Extrait du texte:
########################################
Des milliers de patients dans le monde seraient retenus à l’hôpital pour défaut de paiement

Un récent rapport de l’Institut royal britannique des Relations internationales (Chatham House), un think tank influent, met le doigt sur un problème qui toucherait plusieurs pays africains et asiatiques. Chaque année au Congo, en Inde ou encore en Indonésie, des milliers de patients seraient retenus de force dans des hôpitaux refusant de les laisser partir avant qu’ils n’aient payé la facture.

Une mère et ses enfants dans un hôpital du Comté de Turkana, dans le nord du Kenya, en mars de cette année. (Photo Flickr/ DFID - UK Department for International Development)
Une mère et ses enfants dans un hôpital du Comté de Turkana, dans le nord du Kenya, en mars de cette année.
(Photo Flickr/ DFID – UK Department for International Development)

Un hôpital peut se transformer en prison, à en croire les révélations parues dans un récent rapport du think tank britannique Chatham House, publié mercredi, dont les auteurs se montrent très critiques envers le fonctionnement des hôpitaux d’une dizaine de pays du monde. Selon ses auteurs, Tom Brookes, Robert Yates et Eloise Whitaker, des milliers de personnes y seraient détenues chaque année pour ne pas s’être acquittés de leurs frais médicaux.

Les auteurs expliquent que le phénomène touche particulièrement des pays d’Afrique subsaharienne, comme le Cameroun, la République démocratique du Congo, le Ghana, le Kenya, le Liberia, le Nigeria, l’Ouganda ou encore le Zimbabwe. Ces pratiques se retrouveraient également dans certains pays asiatiques, à l’instar de l’Inde ou de l’Indonésie.

Pour la réalisation de ce rapport, les chercheurs se sont basés sur neuf précédentes études à ce sujet, mais aussi de nombreux articles de presse documentant des cas de patients détenus dans les hôpitaux de quatorze pays du monde, allant de l’Amérique latine à l’Afrique subsaharienne. Le bilan est édifiant : ils y ont dénombré près de 950 cas de détention en hôpital entre 2003 et 2017. Le rapport mentionne même un hôpital kényan ayant retenu contre leur gré 400 patients au cours de la seule année 2009.

Les auteurs du rapport soulignent qu’étant donné le peu de données disponibles, les taux de détentions évoqués et la superficie des pays concernés, il existe de fortes probabilités qu’au total ce soient des centaines de milliers de personnes qui aient été victimes de ces pratiques. « Cela semble être un problème systémique dans des pays où la facturation d’honoraires est non réglementée », explique ainsi Robert Yates, l’un des cosignataires du rapport, dans les pages du Washington Post. « Même si tous ces pays disent que ces pratiques sont illégales, la loi n’est pas appliquée et les établissements de santé retiennent effectivement en otage ces gens jusqu’à ce que leur famille paye leurs factures. »
########################################
Extraits de données:
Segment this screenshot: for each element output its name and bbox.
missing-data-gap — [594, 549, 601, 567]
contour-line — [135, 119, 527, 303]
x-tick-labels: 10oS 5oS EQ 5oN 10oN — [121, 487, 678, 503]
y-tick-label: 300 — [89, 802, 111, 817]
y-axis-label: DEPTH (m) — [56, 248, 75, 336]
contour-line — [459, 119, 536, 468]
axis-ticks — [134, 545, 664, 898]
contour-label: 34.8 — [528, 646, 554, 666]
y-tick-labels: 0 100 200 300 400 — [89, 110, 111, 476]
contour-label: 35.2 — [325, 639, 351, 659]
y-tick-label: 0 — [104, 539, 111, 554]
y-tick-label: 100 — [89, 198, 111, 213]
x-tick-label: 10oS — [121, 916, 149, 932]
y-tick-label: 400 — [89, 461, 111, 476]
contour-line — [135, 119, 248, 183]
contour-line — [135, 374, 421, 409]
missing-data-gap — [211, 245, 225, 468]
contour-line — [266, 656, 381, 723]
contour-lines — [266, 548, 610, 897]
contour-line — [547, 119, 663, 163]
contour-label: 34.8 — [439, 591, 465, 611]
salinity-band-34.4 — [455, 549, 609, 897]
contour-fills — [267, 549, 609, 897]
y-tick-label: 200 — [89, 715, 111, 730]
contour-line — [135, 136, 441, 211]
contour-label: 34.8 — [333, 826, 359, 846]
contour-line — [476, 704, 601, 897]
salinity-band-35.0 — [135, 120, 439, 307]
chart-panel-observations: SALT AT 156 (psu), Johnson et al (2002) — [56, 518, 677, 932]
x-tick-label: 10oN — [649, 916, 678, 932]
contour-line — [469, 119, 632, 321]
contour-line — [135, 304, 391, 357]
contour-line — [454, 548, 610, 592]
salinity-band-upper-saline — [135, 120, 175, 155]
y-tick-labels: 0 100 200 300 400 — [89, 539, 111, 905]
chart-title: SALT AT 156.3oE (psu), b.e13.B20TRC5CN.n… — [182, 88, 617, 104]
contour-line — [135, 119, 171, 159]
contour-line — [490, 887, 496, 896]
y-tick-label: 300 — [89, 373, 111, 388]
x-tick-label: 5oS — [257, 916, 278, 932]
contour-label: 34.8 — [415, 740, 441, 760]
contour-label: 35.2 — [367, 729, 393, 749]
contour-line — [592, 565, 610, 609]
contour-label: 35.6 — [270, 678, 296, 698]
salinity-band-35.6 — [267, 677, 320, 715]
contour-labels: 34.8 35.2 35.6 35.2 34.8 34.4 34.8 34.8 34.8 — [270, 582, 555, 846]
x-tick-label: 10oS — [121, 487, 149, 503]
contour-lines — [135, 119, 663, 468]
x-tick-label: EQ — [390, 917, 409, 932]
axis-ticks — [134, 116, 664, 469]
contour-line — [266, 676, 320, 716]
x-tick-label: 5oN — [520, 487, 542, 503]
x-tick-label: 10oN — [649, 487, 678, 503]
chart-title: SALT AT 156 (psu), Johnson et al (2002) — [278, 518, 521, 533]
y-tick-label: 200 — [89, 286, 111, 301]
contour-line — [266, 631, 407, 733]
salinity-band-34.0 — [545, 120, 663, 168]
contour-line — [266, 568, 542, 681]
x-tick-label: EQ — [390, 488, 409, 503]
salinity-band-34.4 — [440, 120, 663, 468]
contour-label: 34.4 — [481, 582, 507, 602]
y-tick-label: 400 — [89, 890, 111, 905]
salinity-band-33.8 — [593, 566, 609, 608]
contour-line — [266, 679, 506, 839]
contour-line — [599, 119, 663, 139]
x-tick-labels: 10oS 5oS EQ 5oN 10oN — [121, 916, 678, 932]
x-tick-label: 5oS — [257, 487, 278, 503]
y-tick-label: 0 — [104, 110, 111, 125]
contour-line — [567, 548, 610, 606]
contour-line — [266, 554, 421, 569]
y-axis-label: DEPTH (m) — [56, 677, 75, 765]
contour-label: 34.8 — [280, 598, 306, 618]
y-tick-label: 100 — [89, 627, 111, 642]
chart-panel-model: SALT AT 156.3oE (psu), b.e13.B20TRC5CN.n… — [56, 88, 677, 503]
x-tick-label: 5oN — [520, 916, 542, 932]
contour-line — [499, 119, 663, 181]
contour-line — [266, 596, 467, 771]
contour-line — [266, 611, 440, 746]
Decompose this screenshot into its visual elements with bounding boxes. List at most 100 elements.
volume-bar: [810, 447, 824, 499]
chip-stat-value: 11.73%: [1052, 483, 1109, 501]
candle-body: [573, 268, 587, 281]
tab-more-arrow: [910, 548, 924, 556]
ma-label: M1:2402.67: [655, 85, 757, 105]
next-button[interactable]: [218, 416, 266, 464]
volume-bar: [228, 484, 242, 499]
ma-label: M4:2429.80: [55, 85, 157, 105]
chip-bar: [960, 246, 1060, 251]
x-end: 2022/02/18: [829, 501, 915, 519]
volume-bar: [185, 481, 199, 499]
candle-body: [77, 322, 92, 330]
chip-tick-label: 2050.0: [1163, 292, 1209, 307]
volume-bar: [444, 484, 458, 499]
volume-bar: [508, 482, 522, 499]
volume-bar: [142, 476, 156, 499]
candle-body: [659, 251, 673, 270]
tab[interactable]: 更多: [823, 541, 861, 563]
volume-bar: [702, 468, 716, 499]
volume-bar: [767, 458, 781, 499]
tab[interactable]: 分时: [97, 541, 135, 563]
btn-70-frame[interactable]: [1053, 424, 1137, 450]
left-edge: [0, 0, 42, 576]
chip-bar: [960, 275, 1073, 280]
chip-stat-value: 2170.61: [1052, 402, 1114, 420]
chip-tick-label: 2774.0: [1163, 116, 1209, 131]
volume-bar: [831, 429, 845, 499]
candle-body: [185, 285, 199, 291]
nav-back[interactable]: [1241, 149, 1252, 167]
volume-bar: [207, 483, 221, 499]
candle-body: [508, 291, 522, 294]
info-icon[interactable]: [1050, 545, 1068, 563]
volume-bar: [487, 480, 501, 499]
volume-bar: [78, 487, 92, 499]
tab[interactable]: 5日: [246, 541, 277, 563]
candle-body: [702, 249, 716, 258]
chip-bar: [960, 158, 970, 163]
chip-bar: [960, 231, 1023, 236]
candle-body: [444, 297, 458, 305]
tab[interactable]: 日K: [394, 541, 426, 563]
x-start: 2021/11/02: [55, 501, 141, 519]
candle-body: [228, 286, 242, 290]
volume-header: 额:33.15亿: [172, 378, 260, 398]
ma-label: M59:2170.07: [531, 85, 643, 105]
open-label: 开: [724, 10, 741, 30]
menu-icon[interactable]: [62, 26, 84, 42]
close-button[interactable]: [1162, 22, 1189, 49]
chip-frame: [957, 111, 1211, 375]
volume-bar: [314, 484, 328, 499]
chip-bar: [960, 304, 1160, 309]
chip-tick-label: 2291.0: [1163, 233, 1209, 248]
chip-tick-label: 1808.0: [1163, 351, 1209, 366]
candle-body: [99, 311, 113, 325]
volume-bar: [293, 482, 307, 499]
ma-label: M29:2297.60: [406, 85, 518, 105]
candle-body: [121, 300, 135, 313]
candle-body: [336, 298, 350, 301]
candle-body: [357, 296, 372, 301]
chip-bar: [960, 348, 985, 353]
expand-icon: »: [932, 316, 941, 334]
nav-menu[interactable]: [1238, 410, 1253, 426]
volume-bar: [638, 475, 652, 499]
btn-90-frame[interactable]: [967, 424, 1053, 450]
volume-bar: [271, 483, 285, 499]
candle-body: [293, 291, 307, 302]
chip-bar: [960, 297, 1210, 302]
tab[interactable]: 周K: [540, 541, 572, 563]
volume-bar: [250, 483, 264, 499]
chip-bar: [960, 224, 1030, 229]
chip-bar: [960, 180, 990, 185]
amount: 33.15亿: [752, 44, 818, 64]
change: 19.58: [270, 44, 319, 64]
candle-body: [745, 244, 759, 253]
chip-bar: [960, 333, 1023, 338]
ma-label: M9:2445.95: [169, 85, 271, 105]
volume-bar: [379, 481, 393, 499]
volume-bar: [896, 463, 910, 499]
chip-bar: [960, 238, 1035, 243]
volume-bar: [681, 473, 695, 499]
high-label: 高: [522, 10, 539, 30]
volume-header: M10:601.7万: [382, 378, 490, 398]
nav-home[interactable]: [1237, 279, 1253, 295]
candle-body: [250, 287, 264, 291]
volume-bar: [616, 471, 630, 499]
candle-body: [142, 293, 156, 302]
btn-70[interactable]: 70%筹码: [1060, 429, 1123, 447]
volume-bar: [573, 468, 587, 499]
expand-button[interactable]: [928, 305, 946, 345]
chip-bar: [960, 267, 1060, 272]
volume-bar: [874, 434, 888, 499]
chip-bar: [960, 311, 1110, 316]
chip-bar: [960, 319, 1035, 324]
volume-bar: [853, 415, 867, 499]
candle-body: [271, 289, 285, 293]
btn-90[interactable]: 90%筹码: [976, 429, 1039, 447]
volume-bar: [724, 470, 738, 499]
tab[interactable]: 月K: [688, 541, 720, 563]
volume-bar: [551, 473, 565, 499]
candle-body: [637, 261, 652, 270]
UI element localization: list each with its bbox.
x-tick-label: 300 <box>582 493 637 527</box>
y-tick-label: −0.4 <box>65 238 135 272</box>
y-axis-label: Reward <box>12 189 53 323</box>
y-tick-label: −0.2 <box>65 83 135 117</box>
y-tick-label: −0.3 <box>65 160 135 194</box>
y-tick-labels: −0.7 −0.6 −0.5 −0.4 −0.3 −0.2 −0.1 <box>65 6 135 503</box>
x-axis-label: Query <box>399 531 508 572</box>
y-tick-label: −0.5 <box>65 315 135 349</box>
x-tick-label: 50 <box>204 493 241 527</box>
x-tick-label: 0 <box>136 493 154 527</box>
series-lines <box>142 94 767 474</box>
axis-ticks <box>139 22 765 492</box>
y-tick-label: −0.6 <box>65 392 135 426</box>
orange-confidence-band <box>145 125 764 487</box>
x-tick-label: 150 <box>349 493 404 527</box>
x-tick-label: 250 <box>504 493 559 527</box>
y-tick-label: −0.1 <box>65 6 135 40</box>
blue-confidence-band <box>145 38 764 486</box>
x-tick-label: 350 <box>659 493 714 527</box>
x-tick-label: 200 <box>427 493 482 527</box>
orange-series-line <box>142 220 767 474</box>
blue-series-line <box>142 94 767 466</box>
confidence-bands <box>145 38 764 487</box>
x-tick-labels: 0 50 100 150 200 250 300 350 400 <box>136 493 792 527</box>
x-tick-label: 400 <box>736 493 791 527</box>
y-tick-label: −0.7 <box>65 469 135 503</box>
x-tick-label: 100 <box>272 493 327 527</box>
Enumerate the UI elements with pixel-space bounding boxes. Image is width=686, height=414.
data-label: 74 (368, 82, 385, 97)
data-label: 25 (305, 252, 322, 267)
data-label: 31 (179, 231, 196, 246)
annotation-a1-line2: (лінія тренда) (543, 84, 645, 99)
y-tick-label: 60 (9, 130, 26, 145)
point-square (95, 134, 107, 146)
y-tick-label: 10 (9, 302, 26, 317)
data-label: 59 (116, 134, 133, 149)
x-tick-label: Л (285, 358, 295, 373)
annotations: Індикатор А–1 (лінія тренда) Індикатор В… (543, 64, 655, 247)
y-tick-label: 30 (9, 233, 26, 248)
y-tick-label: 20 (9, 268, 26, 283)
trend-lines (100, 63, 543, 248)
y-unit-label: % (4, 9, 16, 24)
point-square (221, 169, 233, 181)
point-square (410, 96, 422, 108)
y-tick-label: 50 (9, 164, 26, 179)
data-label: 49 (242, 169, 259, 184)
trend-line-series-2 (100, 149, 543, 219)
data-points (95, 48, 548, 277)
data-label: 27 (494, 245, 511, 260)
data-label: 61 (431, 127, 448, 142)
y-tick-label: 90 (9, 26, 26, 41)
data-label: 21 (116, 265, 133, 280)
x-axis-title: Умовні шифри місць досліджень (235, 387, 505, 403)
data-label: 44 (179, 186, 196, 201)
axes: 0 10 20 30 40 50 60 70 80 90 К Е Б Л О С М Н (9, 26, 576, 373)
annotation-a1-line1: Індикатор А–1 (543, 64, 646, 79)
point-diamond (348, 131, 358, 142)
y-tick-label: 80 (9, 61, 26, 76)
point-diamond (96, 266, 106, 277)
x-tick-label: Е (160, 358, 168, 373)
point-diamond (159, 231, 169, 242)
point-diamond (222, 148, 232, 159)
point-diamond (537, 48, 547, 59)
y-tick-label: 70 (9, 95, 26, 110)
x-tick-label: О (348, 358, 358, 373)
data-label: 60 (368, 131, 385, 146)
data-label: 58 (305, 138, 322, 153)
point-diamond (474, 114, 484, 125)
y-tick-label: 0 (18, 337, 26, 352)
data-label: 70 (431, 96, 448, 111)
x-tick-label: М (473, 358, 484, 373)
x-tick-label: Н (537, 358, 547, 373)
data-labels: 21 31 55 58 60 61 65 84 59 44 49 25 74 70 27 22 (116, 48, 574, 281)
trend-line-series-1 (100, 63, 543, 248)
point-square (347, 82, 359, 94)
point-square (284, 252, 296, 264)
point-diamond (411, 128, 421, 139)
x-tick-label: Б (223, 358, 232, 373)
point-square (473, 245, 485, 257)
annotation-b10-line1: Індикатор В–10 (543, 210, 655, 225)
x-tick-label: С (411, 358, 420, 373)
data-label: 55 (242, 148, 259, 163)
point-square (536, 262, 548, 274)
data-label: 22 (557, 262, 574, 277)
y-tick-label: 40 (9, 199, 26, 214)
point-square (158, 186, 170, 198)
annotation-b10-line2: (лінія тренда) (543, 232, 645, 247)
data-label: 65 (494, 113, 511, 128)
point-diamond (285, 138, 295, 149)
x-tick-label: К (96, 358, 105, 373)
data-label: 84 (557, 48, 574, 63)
########################################
Consigne 1: Dans l'article sur les patients retenus à l'hôpital, combien de cas de détention les chercheurs ont-ils dénombrés entre 2003 et 2017 ?
Consigne 2: Citez le passage de l'article sur les patients retenus à l'hôpital qui commence par « Des milliers de patients dans » et se poursuit jusqu'à « - UK Department for International Development) ».

Résultat 1: Près de 950 cas.

Résultat 2:
Des milliers de patients dans le monde seraient retenus à l’hôpital pour défaut de paiement

Un récent rapport de l’Institut royal britannique des Relations internationales (Chatham House), un think tank influent, met le doigt sur un problème qui toucherait plusieurs pays africains et asiatiques. Chaque année au Congo, en Inde ou encore en Indonésie, des milliers de patients seraient retenus de force dans des hôpitaux refusant de les laisser partir avant qu’ils n’aient payé la facture.

Une mère et ses enfants dans un hôpital du Comté de Turkana, dans le nord du Kenya, en mars de cette année. (Photo Flickr/ DFID - UK Department for International Development)